• INSTRUCTION: Find the lines with "screenshot" in them and copy them out.

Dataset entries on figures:
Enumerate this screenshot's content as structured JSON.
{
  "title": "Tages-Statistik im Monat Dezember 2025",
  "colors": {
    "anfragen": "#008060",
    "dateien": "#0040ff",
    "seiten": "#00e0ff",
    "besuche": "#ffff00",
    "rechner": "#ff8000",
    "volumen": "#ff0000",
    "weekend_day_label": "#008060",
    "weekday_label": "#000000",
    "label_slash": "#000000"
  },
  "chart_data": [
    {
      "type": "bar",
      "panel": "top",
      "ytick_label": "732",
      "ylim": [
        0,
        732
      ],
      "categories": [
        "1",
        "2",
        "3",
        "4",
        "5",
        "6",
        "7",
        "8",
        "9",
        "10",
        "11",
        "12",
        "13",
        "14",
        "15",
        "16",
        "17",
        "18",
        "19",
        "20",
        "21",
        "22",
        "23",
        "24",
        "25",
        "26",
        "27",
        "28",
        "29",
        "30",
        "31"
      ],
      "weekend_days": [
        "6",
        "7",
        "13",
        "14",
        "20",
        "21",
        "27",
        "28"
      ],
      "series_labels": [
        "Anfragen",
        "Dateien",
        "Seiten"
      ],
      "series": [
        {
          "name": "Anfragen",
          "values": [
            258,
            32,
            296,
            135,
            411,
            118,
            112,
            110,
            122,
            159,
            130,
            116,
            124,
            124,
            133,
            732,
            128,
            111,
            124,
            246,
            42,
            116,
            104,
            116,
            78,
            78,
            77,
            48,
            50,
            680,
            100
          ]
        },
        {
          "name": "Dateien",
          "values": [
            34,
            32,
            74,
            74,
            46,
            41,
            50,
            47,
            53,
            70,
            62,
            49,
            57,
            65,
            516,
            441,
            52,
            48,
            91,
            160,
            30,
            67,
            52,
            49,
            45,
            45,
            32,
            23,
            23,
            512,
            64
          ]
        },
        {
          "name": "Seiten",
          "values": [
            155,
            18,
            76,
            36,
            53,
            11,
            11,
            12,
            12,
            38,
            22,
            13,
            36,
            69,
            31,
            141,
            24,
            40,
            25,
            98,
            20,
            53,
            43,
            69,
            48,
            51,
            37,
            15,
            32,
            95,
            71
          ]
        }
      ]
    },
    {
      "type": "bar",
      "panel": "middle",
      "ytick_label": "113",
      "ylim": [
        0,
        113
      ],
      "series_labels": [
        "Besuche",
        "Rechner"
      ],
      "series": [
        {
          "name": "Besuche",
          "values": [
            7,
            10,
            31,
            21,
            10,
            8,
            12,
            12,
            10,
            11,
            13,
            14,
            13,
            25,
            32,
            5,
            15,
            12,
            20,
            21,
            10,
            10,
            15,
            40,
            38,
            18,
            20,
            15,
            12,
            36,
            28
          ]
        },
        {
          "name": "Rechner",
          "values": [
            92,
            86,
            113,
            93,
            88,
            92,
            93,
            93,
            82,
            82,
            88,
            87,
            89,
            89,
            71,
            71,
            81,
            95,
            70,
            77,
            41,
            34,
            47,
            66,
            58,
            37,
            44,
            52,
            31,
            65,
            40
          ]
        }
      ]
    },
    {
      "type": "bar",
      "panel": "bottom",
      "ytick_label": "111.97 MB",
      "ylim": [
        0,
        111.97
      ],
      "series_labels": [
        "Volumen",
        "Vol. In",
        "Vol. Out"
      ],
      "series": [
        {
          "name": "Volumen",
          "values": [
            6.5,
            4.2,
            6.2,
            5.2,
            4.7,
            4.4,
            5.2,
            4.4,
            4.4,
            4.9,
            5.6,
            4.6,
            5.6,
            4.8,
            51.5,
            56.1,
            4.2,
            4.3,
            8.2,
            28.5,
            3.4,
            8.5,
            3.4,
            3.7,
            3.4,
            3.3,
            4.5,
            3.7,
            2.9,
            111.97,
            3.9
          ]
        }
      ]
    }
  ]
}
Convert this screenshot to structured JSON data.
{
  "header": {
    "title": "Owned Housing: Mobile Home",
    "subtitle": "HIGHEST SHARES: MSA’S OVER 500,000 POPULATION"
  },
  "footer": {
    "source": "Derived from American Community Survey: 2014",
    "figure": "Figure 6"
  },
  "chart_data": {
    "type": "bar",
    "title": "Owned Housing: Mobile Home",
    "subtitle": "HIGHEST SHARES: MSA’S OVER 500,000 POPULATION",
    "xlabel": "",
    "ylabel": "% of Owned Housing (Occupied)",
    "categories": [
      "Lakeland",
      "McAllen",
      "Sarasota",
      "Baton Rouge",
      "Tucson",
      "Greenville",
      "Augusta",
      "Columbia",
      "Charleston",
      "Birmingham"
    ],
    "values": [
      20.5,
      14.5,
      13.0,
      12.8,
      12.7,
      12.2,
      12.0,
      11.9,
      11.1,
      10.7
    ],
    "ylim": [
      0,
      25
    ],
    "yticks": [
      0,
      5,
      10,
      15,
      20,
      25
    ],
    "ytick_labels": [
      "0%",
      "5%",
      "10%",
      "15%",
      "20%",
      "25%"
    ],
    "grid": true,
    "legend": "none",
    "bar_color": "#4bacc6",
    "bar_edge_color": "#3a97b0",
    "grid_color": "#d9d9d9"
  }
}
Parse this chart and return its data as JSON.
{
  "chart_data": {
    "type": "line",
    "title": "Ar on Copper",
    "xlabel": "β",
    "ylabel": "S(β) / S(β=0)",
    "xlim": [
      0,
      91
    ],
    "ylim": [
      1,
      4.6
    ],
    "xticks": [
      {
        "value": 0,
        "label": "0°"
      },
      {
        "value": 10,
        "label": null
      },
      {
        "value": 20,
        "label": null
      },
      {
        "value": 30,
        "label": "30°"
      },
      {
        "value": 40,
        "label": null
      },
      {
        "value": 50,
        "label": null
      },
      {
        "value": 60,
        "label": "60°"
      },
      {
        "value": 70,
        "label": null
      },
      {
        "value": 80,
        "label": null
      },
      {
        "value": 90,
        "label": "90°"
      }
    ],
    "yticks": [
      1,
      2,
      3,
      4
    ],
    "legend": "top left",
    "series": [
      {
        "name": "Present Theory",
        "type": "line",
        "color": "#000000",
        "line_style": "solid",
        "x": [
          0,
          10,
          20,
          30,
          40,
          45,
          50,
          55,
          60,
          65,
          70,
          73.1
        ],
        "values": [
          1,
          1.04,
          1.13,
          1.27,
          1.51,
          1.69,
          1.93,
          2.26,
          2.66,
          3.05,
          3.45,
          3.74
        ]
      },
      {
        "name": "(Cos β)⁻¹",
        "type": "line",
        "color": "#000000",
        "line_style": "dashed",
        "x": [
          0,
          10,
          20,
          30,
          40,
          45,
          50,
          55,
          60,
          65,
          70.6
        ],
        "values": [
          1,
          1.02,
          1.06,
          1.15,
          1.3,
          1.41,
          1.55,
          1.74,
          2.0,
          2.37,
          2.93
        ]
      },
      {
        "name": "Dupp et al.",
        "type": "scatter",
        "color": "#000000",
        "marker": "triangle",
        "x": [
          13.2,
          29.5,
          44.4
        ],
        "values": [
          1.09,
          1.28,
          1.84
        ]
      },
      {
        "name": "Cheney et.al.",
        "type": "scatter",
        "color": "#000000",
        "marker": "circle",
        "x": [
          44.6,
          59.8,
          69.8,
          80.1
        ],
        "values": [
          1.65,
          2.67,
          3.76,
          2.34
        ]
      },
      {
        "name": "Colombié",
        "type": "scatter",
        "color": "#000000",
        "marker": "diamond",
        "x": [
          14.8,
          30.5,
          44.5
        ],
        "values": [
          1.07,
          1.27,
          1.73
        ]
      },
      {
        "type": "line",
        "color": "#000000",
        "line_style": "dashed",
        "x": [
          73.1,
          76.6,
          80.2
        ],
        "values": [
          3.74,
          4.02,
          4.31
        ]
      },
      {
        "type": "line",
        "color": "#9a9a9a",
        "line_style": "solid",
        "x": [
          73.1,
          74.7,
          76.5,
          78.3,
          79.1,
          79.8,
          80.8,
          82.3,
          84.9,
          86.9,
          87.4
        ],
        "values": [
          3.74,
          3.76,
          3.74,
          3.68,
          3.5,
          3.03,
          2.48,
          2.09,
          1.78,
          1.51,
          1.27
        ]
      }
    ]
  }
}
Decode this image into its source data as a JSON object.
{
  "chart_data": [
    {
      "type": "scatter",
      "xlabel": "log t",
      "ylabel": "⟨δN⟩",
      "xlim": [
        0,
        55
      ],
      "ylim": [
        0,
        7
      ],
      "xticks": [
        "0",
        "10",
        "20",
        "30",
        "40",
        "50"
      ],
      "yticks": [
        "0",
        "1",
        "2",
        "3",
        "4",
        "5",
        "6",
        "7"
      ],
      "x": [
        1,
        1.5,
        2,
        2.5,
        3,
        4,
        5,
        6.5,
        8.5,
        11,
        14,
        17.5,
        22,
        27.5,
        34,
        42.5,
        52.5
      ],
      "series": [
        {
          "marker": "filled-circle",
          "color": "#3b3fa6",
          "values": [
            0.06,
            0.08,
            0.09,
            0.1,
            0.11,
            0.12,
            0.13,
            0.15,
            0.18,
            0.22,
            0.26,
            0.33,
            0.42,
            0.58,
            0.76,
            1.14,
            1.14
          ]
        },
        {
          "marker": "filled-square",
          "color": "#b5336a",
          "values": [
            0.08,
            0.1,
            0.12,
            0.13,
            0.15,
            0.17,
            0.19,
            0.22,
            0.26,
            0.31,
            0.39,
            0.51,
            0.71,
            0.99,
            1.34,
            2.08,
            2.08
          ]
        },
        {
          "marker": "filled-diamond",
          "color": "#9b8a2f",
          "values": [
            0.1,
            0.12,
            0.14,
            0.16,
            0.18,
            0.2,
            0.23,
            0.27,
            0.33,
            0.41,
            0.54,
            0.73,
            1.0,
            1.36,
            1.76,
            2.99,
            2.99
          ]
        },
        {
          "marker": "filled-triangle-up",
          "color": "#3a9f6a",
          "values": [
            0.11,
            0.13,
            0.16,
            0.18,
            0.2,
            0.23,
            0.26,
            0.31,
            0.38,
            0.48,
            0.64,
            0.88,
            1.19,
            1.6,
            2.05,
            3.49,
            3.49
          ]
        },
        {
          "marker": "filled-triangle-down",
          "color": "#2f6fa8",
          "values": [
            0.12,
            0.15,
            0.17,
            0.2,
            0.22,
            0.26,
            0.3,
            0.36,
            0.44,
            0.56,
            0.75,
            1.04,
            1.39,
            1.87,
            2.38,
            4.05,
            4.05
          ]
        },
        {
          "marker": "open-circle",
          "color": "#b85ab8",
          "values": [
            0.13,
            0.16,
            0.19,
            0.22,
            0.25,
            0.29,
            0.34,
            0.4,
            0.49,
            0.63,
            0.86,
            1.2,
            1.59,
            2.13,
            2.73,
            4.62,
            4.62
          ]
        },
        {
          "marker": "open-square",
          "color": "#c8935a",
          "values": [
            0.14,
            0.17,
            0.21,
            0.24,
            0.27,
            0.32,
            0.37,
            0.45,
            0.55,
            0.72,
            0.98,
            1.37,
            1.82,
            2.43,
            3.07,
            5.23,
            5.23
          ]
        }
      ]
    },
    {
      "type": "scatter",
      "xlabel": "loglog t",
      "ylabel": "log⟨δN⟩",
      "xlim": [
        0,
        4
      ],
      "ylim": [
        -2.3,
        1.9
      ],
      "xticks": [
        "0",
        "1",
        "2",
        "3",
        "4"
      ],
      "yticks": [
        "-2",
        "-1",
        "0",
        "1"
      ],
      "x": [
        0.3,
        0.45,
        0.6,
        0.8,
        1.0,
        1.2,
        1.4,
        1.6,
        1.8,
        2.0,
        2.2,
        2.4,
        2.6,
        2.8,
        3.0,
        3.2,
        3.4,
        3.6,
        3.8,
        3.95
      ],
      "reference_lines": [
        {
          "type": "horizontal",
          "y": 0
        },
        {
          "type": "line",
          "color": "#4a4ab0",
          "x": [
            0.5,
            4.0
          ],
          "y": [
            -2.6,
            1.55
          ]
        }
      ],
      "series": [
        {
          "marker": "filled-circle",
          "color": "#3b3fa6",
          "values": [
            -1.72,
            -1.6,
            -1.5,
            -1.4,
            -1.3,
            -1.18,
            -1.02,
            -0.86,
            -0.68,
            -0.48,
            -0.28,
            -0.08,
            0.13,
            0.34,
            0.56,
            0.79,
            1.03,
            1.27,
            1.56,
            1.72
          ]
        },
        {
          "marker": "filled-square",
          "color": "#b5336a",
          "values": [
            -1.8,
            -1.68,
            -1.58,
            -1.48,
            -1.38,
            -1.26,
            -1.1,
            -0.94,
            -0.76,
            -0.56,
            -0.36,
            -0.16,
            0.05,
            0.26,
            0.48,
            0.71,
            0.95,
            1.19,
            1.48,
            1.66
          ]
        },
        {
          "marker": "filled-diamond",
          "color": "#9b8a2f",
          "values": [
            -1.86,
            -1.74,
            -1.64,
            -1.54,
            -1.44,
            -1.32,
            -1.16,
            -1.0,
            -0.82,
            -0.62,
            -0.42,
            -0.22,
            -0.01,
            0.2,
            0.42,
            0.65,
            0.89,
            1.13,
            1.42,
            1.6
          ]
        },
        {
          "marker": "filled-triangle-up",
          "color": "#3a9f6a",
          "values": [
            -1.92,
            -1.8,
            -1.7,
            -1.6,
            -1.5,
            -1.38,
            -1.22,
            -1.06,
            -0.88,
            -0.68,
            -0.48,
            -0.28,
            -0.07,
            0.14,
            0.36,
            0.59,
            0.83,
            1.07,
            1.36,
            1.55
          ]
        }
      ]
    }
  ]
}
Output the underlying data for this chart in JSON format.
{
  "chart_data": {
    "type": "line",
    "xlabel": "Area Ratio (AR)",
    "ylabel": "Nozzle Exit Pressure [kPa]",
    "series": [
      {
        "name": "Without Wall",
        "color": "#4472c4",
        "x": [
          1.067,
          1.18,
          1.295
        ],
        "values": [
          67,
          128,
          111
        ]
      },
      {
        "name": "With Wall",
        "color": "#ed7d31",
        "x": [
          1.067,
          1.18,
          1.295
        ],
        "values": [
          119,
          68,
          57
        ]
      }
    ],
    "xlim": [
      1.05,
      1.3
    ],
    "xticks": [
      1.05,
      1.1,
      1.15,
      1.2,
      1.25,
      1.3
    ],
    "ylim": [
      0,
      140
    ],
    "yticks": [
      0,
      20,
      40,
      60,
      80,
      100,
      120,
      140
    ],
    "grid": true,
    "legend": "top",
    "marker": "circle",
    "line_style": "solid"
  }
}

• RESULT FOR THIS TASK:
Enumerate this screenshot's content as structured JSON.
Convert this screenshot to structured JSON data.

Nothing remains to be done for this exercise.